# WHAT TO DO
Only the text of the records belongs in the answer, copied exactly, with every picture omitted.

□ □ □

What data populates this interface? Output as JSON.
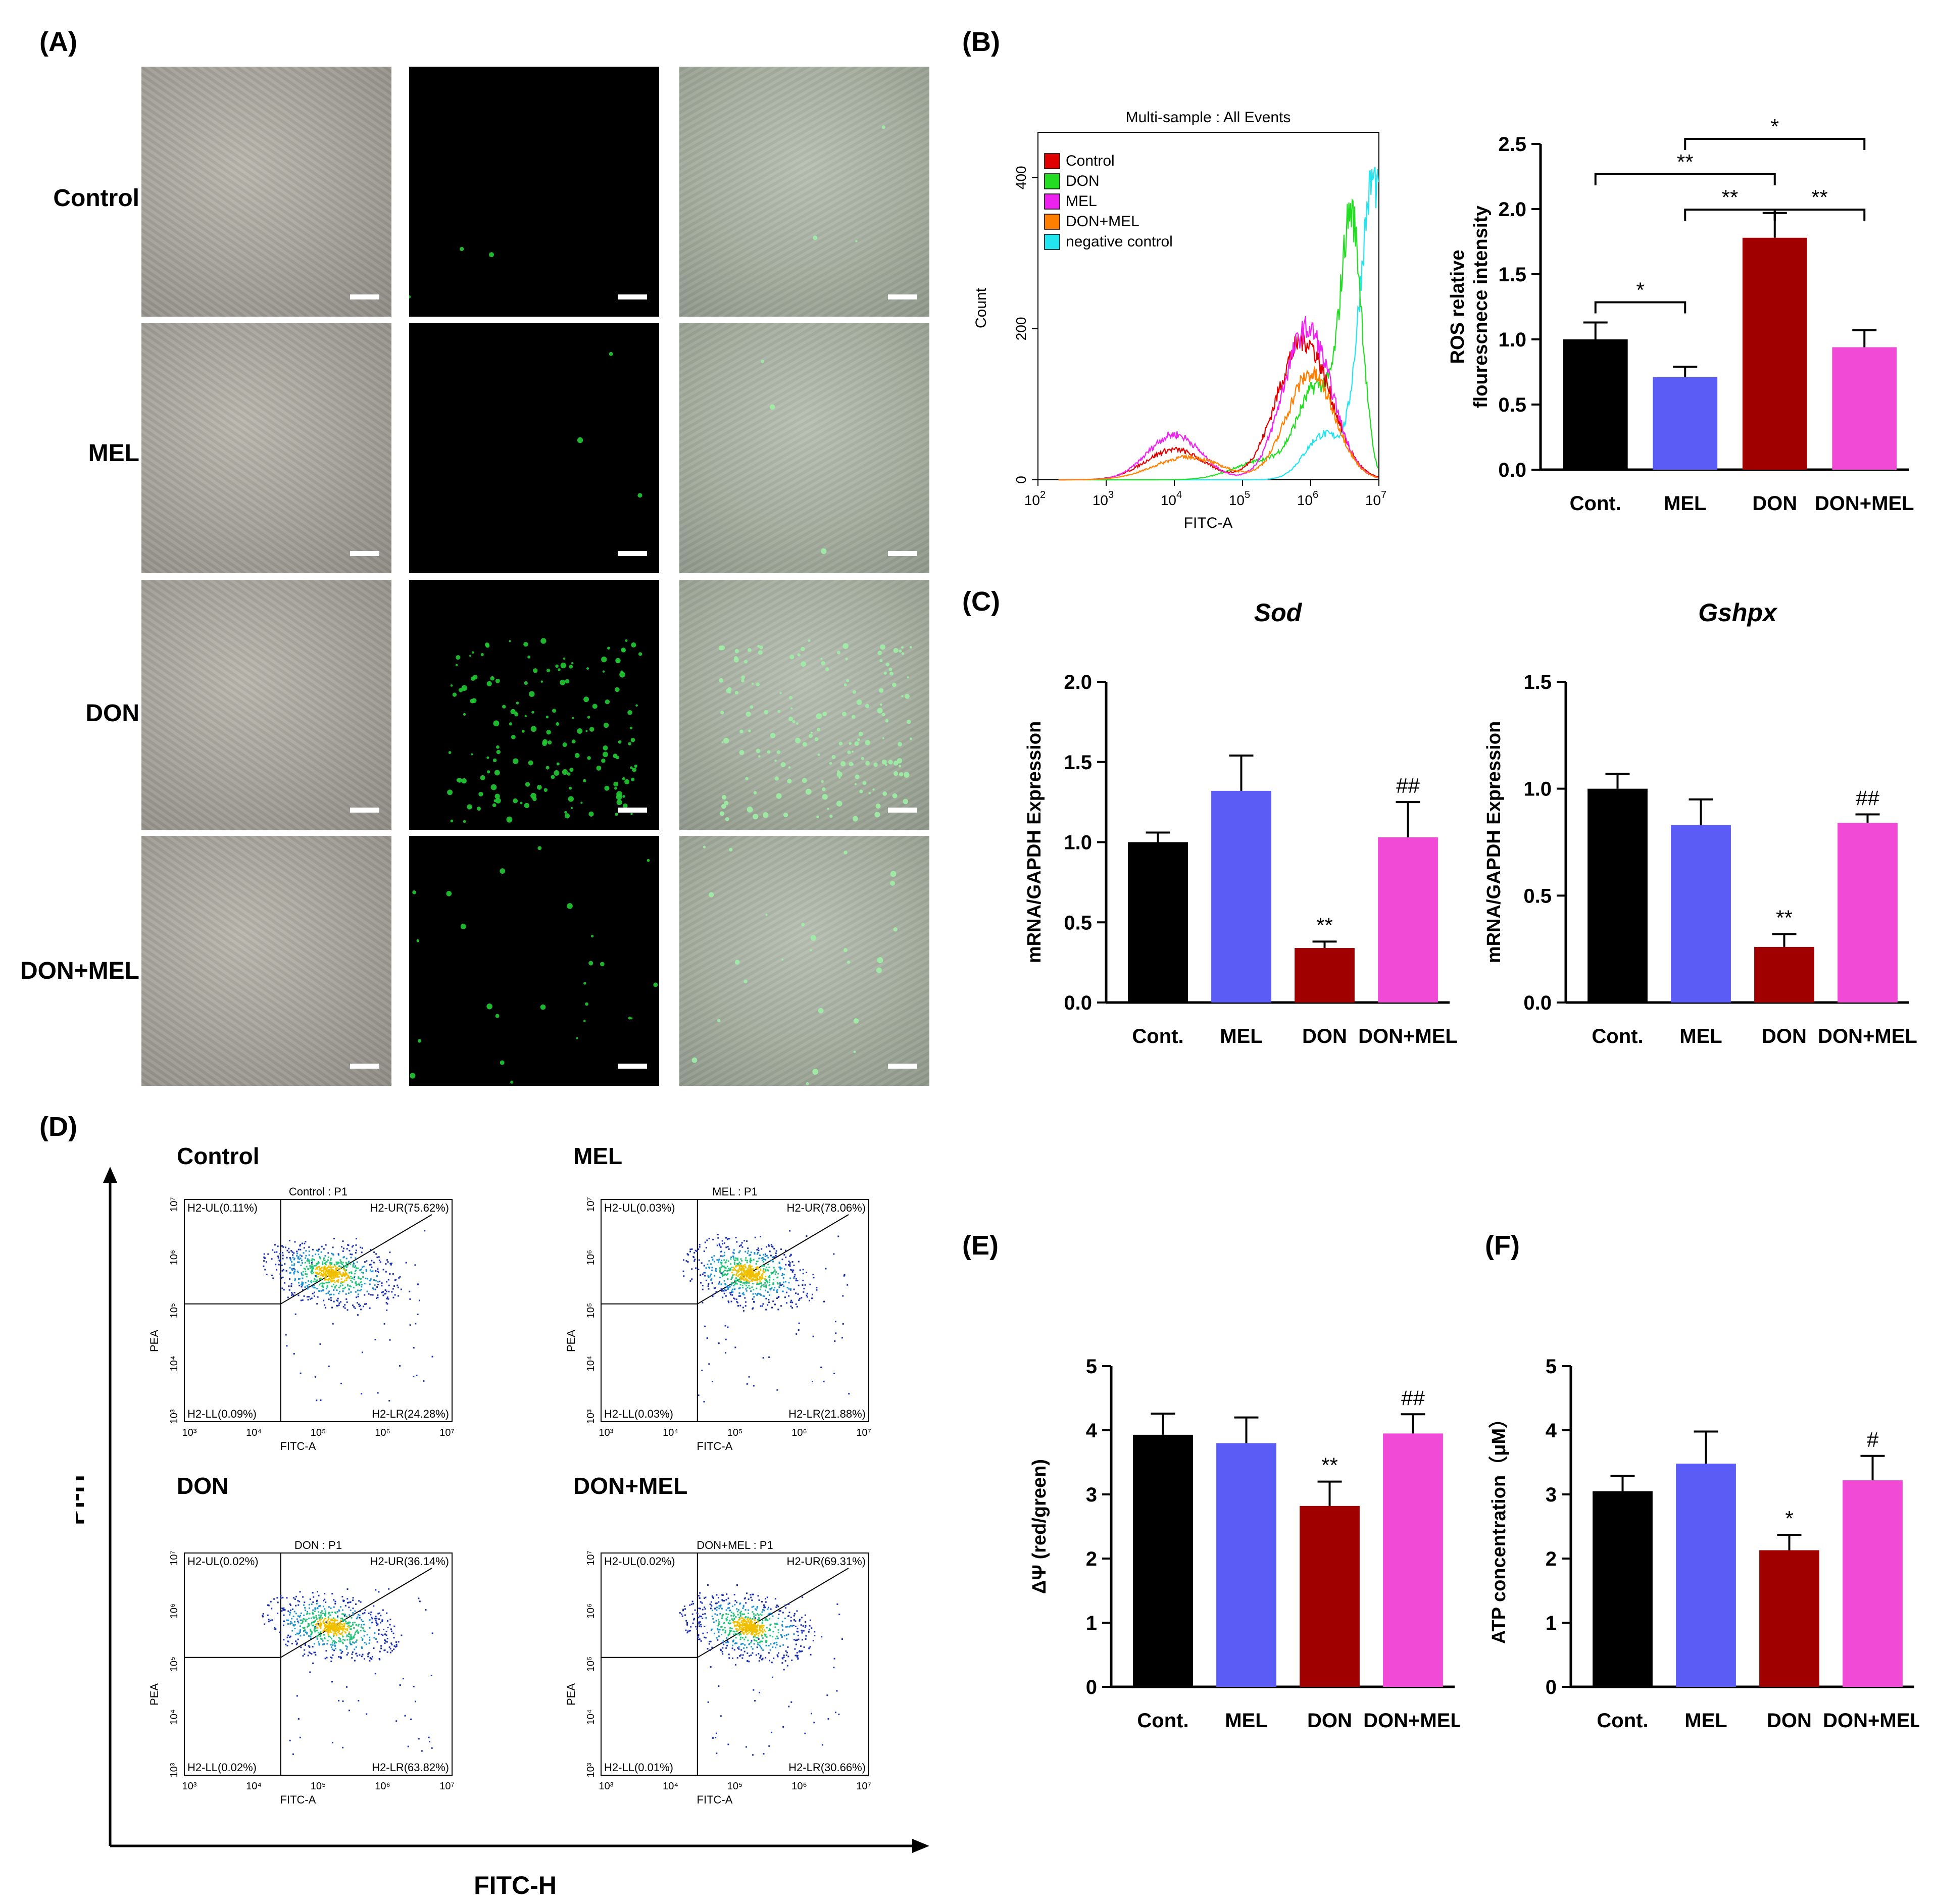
{
  "panels": {
    "A": "(A)",
    "B": "(B)",
    "C": "(C)",
    "D": "(D)",
    "E": "(E)",
    "F": "(F)"
  },
  "microscopy": {
    "rows": [
      "Control",
      "MEL",
      "DON",
      "DON+MEL"
    ],
    "green_density": [
      3,
      3,
      160,
      25
    ]
  },
  "colors": {
    "cont": "#000000",
    "mel": "#5b5bf5",
    "don": "#a10000",
    "donmel": "#f04ad6"
  },
  "flow_histogram": {
    "title": "Multi-sample : All Events",
    "ylabel": "Count",
    "xlabel": "FITC-A",
    "yticks": [
      "0",
      "200",
      "400"
    ],
    "xticks": [
      "2",
      "3",
      "4",
      "5",
      "6",
      "7"
    ],
    "legend": [
      {
        "label": "Control",
        "color": "#e00000"
      },
      {
        "label": "DON",
        "color": "#22dd22"
      },
      {
        "label": "MEL",
        "color": "#ee22ee"
      },
      {
        "label": "DON+MEL",
        "color": "#ff7f00"
      },
      {
        "label": "negative control",
        "color": "#22e5f0"
      }
    ]
  },
  "apoptosis": {
    "ylabel": "PI-H",
    "xlabel": "FITC-H",
    "axis_y": "PEA",
    "axis_x": "FITC-A",
    "ticks": [
      "10³",
      "10⁴",
      "10⁵",
      "10⁶",
      "10⁷"
    ],
    "plots": [
      {
        "group": "Control",
        "title": "Control : P1",
        "ul": "H2-UL(0.11%)",
        "ur": "H2-UR(75.62%)",
        "ll": "H2-LL(0.09%)",
        "lr": "H2-LR(24.28%)"
      },
      {
        "group": "MEL",
        "title": "MEL : P1",
        "ul": "H2-UL(0.03%)",
        "ur": "H2-UR(78.06%)",
        "ll": "H2-LL(0.03%)",
        "lr": "H2-LR(21.88%)"
      },
      {
        "group": "DON",
        "title": "DON : P1",
        "ul": "H2-UL(0.02%)",
        "ur": "H2-UR(36.14%)",
        "ll": "H2-LL(0.02%)",
        "lr": "H2-LR(63.82%)"
      },
      {
        "group": "DON+MEL",
        "title": "DON+MEL : P1",
        "ul": "H2-UL(0.02%)",
        "ur": "H2-UR(69.31%)",
        "ll": "H2-LL(0.01%)",
        "lr": "H2-LR(30.66%)"
      }
    ]
  },
  "chart_data": [
    {
      "id": "ros",
      "type": "bar",
      "title": "",
      "ylabel": "ROS relative flourescnece intensity",
      "categories": [
        "Cont.",
        "MEL",
        "DON",
        "DON+MEL"
      ],
      "values": [
        1.0,
        0.71,
        1.78,
        0.94
      ],
      "errors": [
        0.13,
        0.08,
        0.19,
        0.13
      ],
      "ylim": [
        0,
        2.5
      ],
      "yticks": [
        "0.0",
        "0.5",
        "1.0",
        "1.5",
        "2.0",
        "2.5"
      ],
      "annotations": [],
      "brackets": [
        {
          "from": 0,
          "to": 1,
          "label": "*",
          "level": 0
        },
        {
          "from": 0,
          "to": 2,
          "label": "**",
          "level": 2
        },
        {
          "from": 1,
          "to": 2,
          "label": "**",
          "level": 1
        },
        {
          "from": 2,
          "to": 3,
          "label": "**",
          "level": 1
        },
        {
          "from": 1,
          "to": 3,
          "label": "*",
          "level": 3
        }
      ]
    },
    {
      "id": "sod",
      "type": "bar",
      "title": "Sod",
      "ylabel": "mRNA/GAPDH Expression",
      "categories": [
        "Cont.",
        "MEL",
        "DON",
        "DON+MEL"
      ],
      "values": [
        1.0,
        1.32,
        0.34,
        1.03
      ],
      "errors": [
        0.06,
        0.22,
        0.04,
        0.22
      ],
      "ylim": [
        0,
        2.0
      ],
      "yticks": [
        "0.0",
        "0.5",
        "1.0",
        "1.5",
        "2.0"
      ],
      "annotations": [
        "",
        "",
        "**",
        "##"
      ],
      "brackets": []
    },
    {
      "id": "gshpx",
      "type": "bar",
      "title": "Gshpx",
      "ylabel": "mRNA/GAPDH Expression",
      "categories": [
        "Cont.",
        "MEL",
        "DON",
        "DON+MEL"
      ],
      "values": [
        1.0,
        0.83,
        0.26,
        0.84
      ],
      "errors": [
        0.07,
        0.12,
        0.06,
        0.04
      ],
      "ylim": [
        0,
        1.5
      ],
      "yticks": [
        "0.0",
        "0.5",
        "1.0",
        "1.5"
      ],
      "annotations": [
        "",
        "",
        "**",
        "##"
      ],
      "brackets": []
    },
    {
      "id": "mmp",
      "type": "bar",
      "title": "",
      "ylabel": "ΔΨ (red/green)",
      "categories": [
        "Cont.",
        "MEL",
        "DON",
        "DON+MEL"
      ],
      "values": [
        3.93,
        3.8,
        2.82,
        3.95
      ],
      "errors": [
        0.33,
        0.4,
        0.38,
        0.3
      ],
      "ylim": [
        0,
        5
      ],
      "yticks": [
        "0",
        "1",
        "2",
        "3",
        "4",
        "5"
      ],
      "annotations": [
        "",
        "",
        "**",
        "##"
      ],
      "brackets": []
    },
    {
      "id": "atp",
      "type": "bar",
      "title": "",
      "ylabel": "ATP concentration（μM）",
      "categories": [
        "Cont.",
        "MEL",
        "DON",
        "DON+MEL"
      ],
      "values": [
        3.05,
        3.48,
        2.13,
        3.22
      ],
      "errors": [
        0.24,
        0.5,
        0.24,
        0.38
      ],
      "ylim": [
        0,
        5
      ],
      "yticks": [
        "0",
        "1",
        "2",
        "3",
        "4",
        "5"
      ],
      "annotations": [
        "",
        "",
        "*",
        "#"
      ],
      "brackets": []
    }
  ]
}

□ □ □

# EXPECTED ANSWER
What data populates this interface? Output as JSON.
{
  "panels": {
    "A": "(A)",
    "B": "(B)",
    "C": "(C)",
    "D": "(D)",
    "E": "(E)",
    "F": "(F)"
  },
  "microscopy": {
    "rows": [
      "Control",
      "MEL",
      "DON",
      "DON+MEL"
    ],
    "green_density": [
      3,
      3,
      160,
      25
    ]
  },
  "colors": {
    "cont": "#000000",
    "mel": "#5b5bf5",
    "don": "#a10000",
    "donmel": "#f04ad6"
  },
  "flow_histogram": {
    "title": "Multi-sample : All Events",
    "ylabel": "Count",
    "xlabel": "FITC-A",
    "yticks": [
      "0",
      "200",
      "400"
    ],
    "xticks": [
      "2",
      "3",
      "4",
      "5",
      "6",
      "7"
    ],
    "legend": [
      {
        "label": "Control",
        "color": "#e00000"
      },
      {
        "label": "DON",
        "color": "#22dd22"
      },
      {
        "label": "MEL",
        "color": "#ee22ee"
      },
      {
        "label": "DON+MEL",
        "color": "#ff7f00"
      },
      {
        "label": "negative control",
        "color": "#22e5f0"
      }
    ]
  },
  "apoptosis": {
    "ylabel": "PI-H",
    "xlabel": "FITC-H",
    "axis_y": "PEA",
    "axis_x": "FITC-A",
    "ticks": [
      "10³",
      "10⁴",
      "10⁵",
      "10⁶",
      "10⁷"
    ],
    "plots": [
      {
        "group": "Control",
        "title": "Control : P1",
        "ul": "H2-UL(0.11%)",
        "ur": "H2-UR(75.62%)",
        "ll": "H2-LL(0.09%)",
        "lr": "H2-LR(24.28%)"
      },
      {
        "group": "MEL",
        "title": "MEL : P1",
        "ul": "H2-UL(0.03%)",
        "ur": "H2-UR(78.06%)",
        "ll": "H2-LL(0.03%)",
        "lr": "H2-LR(21.88%)"
      },
      {
        "group": "DON",
        "title": "DON : P1",
        "ul": "H2-UL(0.02%)",
        "ur": "H2-UR(36.14%)",
        "ll": "H2-LL(0.02%)",
        "lr": "H2-LR(63.82%)"
      },
      {
        "group": "DON+MEL",
        "title": "DON+MEL : P1",
        "ul": "H2-UL(0.02%)",
        "ur": "H2-UR(69.31%)",
        "ll": "H2-LL(0.01%)",
        "lr": "H2-LR(30.66%)"
      }
    ]
  },
  "chart_data": [
    {
      "id": "ros",
      "type": "bar",
      "title": "",
      "ylabel": "ROS relative flourescnece intensity",
      "categories": [
        "Cont.",
        "MEL",
        "DON",
        "DON+MEL"
      ],
      "values": [
        1.0,
        0.71,
        1.78,
        0.94
      ],
      "errors": [
        0.13,
        0.08,
        0.19,
        0.13
      ],
      "ylim": [
        0,
        2.5
      ],
      "yticks": [
        "0.0",
        "0.5",
        "1.0",
        "1.5",
        "2.0",
        "2.5"
      ],
      "annotations": [],
      "brackets": [
        {
          "from": 0,
          "to": 1,
          "label": "*",
          "level": 0
        },
        {
          "from": 0,
          "to": 2,
          "label": "**",
          "level": 2
        },
        {
          "from": 1,
          "to": 2,
          "label": "**",
          "level": 1
        },
        {
          "from": 2,
          "to": 3,
          "label": "**",
          "level": 1
        },
        {
          "from": 1,
          "to": 3,
          "label": "*",
          "level": 3
        }
      ]
    },
    {
      "id": "sod",
      "type": "bar",
      "title": "Sod",
      "ylabel": "mRNA/GAPDH Expression",
      "categories": [
        "Cont.",
        "MEL",
        "DON",
        "DON+MEL"
      ],
      "values": [
        1.0,
        1.32,
        0.34,
        1.03
      ],
      "errors": [
        0.06,
        0.22,
        0.04,
        0.22
      ],
      "ylim": [
        0,
        2.0
      ],
      "yticks": [
        "0.0",
        "0.5",
        "1.0",
        "1.5",
        "2.0"
      ],
      "annotations": [
        "",
        "",
        "**",
        "##"
      ],
      "brackets": []
    },
    {
      "id": "gshpx",
      "type": "bar",
      "title": "Gshpx",
      "ylabel": "mRNA/GAPDH Expression",
      "categories": [
        "Cont.",
        "MEL",
        "DON",
        "DON+MEL"
      ],
      "values": [
        1.0,
        0.83,
        0.26,
        0.84
      ],
      "errors": [
        0.07,
        0.12,
        0.06,
        0.04
      ],
      "ylim": [
        0,
        1.5
      ],
      "yticks": [
        "0.0",
        "0.5",
        "1.0",
        "1.5"
      ],
      "annotations": [
        "",
        "",
        "**",
        "##"
      ],
      "brackets": []
    },
    {
      "id": "mmp",
      "type": "bar",
      "title": "",
      "ylabel": "ΔΨ (red/green)",
      "categories": [
        "Cont.",
        "MEL",
        "DON",
        "DON+MEL"
      ],
      "values": [
        3.93,
        3.8,
        2.82,
        3.95
      ],
      "errors": [
        0.33,
        0.4,
        0.38,
        0.3
      ],
      "ylim": [
        0,
        5
      ],
      "yticks": [
        "0",
        "1",
        "2",
        "3",
        "4",
        "5"
      ],
      "annotations": [
        "",
        "",
        "**",
        "##"
      ],
      "brackets": []
    },
    {
      "id": "atp",
      "type": "bar",
      "title": "",
      "ylabel": "ATP concentration（μM）",
      "categories": [
        "Cont.",
        "MEL",
        "DON",
        "DON+MEL"
      ],
      "values": [
        3.05,
        3.48,
        2.13,
        3.22
      ],
      "errors": [
        0.24,
        0.5,
        0.24,
        0.38
      ],
      "ylim": [
        0,
        5
      ],
      "yticks": [
        "0",
        "1",
        "2",
        "3",
        "4",
        "5"
      ],
      "annotations": [
        "",
        "",
        "*",
        "#"
      ],
      "brackets": []
    }
  ]
}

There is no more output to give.